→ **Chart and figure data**

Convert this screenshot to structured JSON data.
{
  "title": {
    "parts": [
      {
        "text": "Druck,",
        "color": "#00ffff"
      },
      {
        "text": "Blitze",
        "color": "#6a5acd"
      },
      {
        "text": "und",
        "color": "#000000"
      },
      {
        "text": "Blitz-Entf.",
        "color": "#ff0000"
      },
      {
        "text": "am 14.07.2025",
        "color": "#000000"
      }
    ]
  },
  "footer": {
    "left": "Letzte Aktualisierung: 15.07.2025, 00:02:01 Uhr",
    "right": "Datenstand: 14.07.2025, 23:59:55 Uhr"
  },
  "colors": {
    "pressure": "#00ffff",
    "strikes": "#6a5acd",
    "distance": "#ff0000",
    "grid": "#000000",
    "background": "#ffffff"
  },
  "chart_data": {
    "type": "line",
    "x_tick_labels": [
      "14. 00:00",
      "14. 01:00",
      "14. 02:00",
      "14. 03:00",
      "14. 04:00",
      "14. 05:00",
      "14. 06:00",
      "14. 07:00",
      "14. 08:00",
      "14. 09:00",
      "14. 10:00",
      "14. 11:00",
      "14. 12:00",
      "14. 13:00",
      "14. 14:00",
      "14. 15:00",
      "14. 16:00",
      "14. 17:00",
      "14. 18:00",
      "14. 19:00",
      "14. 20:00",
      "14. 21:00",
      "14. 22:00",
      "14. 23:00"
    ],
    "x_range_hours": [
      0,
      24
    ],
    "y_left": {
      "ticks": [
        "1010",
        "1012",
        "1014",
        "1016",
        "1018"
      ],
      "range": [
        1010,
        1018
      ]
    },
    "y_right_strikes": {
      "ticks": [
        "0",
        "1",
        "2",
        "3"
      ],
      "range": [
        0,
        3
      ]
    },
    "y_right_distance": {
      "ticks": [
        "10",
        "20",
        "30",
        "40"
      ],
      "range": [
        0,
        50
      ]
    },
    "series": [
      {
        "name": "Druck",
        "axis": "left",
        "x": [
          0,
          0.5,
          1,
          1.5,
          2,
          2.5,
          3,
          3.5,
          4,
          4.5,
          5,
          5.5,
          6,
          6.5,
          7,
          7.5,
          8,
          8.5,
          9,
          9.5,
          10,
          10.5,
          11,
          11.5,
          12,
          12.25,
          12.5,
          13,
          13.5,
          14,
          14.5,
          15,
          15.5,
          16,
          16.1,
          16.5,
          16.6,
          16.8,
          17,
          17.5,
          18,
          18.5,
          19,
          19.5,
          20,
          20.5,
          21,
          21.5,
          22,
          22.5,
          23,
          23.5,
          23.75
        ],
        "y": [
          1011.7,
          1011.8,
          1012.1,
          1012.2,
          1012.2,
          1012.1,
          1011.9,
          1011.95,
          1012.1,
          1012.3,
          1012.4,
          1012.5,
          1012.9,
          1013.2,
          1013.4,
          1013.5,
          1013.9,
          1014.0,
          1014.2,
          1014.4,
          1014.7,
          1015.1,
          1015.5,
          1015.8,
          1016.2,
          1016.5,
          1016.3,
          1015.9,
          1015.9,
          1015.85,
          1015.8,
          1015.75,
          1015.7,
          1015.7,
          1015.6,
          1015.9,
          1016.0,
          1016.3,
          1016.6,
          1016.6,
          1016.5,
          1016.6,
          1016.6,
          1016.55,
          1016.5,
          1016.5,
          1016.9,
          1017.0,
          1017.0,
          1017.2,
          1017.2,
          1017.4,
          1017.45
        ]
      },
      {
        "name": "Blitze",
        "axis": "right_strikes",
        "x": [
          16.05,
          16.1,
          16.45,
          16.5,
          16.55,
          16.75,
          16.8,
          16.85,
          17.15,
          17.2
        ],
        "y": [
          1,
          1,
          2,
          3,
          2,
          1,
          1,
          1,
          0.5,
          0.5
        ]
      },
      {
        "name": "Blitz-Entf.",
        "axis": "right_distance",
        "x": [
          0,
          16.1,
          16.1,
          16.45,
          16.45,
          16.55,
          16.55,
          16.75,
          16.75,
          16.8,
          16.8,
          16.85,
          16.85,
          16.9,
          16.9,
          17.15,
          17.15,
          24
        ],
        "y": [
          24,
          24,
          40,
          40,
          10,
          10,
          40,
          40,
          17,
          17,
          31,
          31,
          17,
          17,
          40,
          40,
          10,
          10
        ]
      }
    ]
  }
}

→ **Goal**
Count the lines in the material above where the string "text" appears, then state only that count.

→ **Answer to this task**
5